## [Your instructions]
Reproduce everything in the dementia passage from "Dementia is directly" down to "as dementia progresses.", word for word.

Given passage below:

Dementia is directly caused by deterioration in the brain–typically the nerve cells in the cerebral cortex. Damage to the cerebral cortex leads to changes or impairments in cognitive processing, memory storage and retrieval processes, and even elements associated with personality. A person’s behavior, body language, and judgment may change as dementia progresses.
Not all types of dementia are progressive; some forms are temporary as when a person experiences dementia as a result of taking a strong medication with dementia side effects. Other causes of reversible forms of dementia include immune system disorders, nutritional deficiencies, thyroid problems, brain tumors, and anoxia. Reversible forms of dementia are less daunting to deal with than the types of dementia that are caused by diseases like Alzheimer’s. The dementia that is linked with Alzheimer’s disease is progressive and as of now, irreversible. Here are a few common causes of irreversible and progressive dementia.

End of Given passage.
Supplied information below:

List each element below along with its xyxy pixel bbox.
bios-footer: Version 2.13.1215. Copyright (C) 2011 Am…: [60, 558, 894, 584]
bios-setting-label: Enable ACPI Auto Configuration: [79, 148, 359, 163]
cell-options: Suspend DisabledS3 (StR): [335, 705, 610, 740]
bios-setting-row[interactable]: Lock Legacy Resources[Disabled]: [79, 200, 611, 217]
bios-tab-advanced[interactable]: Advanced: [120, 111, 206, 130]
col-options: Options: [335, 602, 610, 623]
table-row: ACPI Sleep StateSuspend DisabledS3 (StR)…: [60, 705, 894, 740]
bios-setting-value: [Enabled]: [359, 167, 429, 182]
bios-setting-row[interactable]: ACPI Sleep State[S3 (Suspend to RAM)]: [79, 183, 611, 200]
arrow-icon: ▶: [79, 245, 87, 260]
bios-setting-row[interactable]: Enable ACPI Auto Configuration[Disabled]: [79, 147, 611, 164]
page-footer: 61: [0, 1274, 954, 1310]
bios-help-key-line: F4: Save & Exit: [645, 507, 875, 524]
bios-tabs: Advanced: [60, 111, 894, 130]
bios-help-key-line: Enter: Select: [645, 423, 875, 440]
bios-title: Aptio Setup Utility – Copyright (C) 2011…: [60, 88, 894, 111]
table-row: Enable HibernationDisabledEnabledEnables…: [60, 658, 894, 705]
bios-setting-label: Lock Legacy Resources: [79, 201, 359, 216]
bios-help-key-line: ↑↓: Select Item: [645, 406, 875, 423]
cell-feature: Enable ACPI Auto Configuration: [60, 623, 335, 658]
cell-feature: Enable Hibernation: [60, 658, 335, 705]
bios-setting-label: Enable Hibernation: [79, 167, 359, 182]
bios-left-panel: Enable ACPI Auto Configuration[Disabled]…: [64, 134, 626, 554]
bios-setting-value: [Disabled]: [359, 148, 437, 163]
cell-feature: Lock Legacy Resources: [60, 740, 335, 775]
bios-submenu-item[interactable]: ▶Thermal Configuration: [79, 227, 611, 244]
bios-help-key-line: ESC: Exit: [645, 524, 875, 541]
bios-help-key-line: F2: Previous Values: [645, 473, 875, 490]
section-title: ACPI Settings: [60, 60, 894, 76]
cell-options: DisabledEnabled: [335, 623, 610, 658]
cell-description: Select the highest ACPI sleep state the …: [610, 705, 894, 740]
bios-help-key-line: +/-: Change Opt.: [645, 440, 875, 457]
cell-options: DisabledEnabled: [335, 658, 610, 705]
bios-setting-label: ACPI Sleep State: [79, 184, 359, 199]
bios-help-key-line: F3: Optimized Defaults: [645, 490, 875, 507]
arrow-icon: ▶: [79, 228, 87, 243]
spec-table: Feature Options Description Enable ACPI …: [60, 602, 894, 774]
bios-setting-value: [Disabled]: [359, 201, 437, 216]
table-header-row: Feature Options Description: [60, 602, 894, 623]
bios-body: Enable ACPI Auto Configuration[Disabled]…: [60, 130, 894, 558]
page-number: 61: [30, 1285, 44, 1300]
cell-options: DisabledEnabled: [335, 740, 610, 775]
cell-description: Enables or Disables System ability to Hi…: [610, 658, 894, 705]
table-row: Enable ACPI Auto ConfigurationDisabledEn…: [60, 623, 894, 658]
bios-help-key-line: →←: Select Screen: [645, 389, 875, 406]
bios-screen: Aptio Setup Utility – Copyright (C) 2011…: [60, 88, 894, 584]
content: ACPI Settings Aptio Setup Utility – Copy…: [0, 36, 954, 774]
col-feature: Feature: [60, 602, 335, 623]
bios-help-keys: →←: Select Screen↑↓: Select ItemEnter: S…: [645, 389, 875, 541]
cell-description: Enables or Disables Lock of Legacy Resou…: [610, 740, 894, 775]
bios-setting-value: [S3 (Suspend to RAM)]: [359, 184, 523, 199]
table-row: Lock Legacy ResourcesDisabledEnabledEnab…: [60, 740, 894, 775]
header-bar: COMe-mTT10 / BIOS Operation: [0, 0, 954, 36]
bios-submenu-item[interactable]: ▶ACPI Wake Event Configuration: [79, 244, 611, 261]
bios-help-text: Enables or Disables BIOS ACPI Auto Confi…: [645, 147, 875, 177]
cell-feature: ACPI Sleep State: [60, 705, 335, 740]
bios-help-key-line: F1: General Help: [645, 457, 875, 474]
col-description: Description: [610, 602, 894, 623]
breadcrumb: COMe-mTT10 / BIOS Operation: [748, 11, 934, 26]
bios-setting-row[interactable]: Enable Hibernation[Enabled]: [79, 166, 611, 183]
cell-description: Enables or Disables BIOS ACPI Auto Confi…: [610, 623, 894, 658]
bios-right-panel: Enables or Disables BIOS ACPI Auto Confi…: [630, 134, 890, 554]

End of Supplied information.

## [Answer section]
Dementia is directly caused by deterioration in the brain–typically the nerve cells in the cerebral cortex. Damage to the cerebral cortex leads to changes or impairments in cognitive processing, memory storage and retrieval processes, and even elements associated with personality. A person’s behavior, body language, and judgment may change as dementia progresses.